* Work instructions
Rewrite as a numbered list the lines of the material, starting at the line that contains "Localize each UI" and stopping after the line that contains "- intron: [770, 473, 845, 481]". Leave out any blank lines.

╭─ Material for this exercise

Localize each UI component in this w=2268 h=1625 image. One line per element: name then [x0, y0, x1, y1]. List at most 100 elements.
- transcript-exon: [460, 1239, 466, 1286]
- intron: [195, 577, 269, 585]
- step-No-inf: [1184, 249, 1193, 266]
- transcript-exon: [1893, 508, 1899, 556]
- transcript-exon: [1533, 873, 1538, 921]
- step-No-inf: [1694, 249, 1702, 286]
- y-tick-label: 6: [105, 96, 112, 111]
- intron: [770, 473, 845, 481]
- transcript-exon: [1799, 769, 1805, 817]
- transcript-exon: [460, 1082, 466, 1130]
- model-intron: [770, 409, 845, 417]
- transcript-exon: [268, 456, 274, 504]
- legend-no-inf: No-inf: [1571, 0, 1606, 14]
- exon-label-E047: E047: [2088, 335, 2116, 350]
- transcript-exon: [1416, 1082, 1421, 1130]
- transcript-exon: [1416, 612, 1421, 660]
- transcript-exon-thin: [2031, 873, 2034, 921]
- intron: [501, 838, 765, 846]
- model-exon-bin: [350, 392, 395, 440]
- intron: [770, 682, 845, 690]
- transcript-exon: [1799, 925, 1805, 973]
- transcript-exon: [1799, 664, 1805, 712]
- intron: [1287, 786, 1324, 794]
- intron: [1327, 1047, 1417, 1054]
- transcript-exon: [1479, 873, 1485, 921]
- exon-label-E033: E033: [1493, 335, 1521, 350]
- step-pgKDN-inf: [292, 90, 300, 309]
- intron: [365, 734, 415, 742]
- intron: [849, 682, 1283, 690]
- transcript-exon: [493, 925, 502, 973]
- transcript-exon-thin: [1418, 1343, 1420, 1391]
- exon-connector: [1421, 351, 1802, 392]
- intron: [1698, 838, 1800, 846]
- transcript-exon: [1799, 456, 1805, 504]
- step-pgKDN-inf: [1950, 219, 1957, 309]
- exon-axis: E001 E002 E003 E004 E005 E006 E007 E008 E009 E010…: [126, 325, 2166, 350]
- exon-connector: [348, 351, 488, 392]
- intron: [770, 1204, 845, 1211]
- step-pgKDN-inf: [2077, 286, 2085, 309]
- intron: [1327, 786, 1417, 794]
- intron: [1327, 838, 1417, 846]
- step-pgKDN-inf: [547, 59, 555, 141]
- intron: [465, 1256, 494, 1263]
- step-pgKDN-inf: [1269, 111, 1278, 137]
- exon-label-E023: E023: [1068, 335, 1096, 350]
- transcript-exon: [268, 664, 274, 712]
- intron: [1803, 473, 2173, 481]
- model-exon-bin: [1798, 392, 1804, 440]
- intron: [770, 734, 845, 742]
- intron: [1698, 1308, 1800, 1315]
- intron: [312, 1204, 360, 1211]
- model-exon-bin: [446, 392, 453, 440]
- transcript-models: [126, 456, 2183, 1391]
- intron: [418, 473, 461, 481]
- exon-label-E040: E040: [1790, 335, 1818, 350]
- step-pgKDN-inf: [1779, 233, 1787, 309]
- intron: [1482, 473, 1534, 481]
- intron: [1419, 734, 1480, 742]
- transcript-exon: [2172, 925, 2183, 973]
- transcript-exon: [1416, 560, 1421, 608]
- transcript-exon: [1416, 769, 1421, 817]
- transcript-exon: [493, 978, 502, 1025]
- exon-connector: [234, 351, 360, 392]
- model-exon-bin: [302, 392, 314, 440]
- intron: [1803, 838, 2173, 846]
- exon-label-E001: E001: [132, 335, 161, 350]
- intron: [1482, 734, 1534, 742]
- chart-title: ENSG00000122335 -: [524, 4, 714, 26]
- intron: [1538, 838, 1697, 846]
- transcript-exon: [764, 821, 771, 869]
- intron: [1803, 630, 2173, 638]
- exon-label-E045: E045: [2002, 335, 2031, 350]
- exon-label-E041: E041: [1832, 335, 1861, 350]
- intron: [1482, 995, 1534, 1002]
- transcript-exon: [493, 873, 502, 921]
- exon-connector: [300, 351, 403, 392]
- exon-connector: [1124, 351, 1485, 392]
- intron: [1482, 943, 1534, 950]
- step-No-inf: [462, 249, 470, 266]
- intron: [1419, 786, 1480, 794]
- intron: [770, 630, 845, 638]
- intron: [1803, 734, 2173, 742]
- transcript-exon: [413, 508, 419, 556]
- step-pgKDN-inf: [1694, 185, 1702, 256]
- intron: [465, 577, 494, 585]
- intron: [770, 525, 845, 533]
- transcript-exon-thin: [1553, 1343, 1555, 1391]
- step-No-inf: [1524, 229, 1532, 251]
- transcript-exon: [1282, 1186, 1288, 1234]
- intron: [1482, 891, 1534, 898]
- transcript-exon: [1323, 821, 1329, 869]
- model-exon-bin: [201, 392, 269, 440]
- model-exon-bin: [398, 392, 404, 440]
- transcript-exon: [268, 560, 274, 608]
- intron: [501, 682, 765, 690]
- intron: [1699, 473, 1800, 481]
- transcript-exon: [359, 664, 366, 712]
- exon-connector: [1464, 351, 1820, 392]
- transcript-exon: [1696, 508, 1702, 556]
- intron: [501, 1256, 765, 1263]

╰─
╭─ Material for this exercise

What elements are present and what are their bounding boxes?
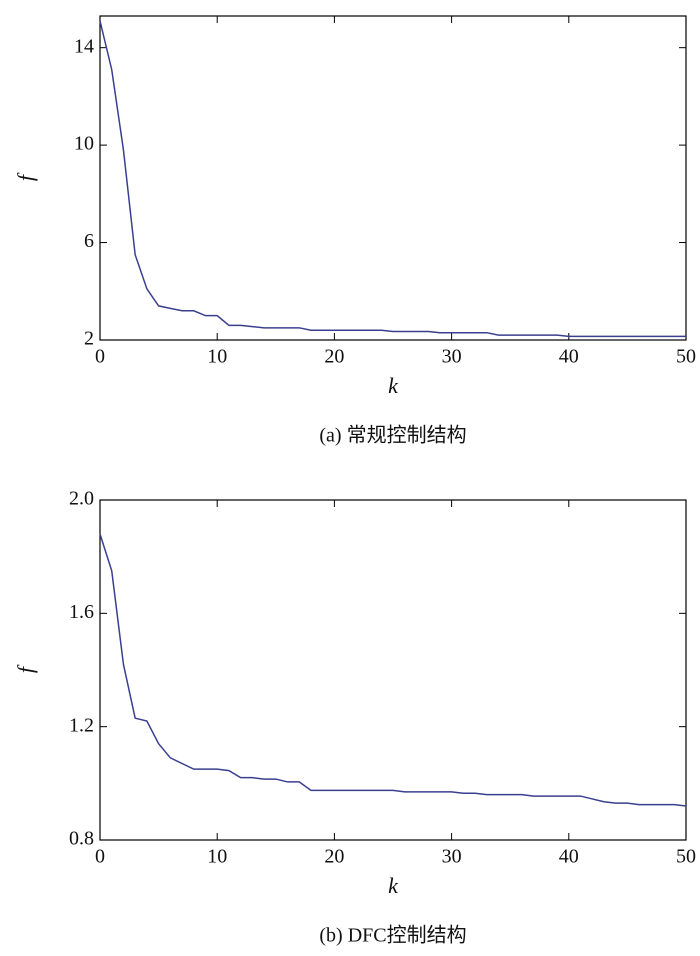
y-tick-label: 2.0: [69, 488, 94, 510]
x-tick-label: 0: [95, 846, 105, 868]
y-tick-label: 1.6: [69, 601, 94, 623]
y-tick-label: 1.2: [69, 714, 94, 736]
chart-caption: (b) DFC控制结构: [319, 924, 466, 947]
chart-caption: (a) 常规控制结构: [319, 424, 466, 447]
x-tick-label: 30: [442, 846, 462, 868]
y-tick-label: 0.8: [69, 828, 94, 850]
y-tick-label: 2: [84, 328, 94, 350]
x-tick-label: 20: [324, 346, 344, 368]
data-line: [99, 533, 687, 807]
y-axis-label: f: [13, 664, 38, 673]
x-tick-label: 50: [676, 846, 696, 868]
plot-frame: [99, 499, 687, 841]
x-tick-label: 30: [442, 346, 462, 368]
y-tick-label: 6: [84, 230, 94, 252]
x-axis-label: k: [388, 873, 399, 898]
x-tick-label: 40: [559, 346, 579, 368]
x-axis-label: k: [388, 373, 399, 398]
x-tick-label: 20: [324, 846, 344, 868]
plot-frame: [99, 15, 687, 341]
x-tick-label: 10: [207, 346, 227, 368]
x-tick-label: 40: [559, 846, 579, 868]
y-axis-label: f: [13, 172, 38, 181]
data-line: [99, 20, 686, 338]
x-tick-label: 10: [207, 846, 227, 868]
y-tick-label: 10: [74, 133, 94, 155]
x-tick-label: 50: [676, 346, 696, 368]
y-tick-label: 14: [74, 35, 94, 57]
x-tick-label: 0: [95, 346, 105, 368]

╰─
╭─ Material for this exercise

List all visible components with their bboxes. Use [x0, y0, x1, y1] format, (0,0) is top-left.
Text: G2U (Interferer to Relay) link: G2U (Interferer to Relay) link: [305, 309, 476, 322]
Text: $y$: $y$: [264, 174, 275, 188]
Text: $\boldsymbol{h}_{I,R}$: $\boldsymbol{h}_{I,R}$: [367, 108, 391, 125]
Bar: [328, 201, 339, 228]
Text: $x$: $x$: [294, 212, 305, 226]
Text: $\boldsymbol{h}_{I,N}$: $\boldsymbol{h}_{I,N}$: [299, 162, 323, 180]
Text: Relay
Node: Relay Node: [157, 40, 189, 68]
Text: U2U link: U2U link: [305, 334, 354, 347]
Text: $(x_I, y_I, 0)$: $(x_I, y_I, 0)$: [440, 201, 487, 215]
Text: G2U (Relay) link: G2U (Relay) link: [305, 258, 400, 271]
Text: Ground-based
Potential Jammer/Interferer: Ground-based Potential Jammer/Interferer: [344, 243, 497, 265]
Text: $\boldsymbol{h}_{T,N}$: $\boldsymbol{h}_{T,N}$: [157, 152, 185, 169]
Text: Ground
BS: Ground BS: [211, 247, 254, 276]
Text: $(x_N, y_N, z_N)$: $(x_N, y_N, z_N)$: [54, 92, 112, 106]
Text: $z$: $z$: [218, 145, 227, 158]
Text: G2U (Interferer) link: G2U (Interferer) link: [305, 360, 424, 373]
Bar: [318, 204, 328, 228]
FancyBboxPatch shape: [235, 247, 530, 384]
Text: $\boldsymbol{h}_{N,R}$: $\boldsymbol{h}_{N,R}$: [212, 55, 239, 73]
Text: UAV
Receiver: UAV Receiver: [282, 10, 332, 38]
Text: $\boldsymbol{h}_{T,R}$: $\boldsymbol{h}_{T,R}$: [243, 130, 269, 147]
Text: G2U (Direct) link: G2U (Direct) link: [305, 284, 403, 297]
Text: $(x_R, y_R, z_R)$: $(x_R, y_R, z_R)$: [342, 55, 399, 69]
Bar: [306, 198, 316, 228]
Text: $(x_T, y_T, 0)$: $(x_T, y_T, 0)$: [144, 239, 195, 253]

╰─

* Finished answer
1. Localize each UI component in this w=2268 h=1625 image. One line per element: name then [x0, y0, x1, y1]. List at most 100 elements.
2. - transcript-exon: [460, 1239, 466, 1286]
3. - intron: [195, 577, 269, 585]
4. - step-No-inf: [1184, 249, 1193, 266]
5. - transcript-exon: [1893, 508, 1899, 556]
6. - transcript-exon: [1533, 873, 1538, 921]
7. - step-No-inf: [1694, 249, 1702, 286]
8. - y-tick-label: 6: [105, 96, 112, 111]
9. - intron: [770, 473, 845, 481]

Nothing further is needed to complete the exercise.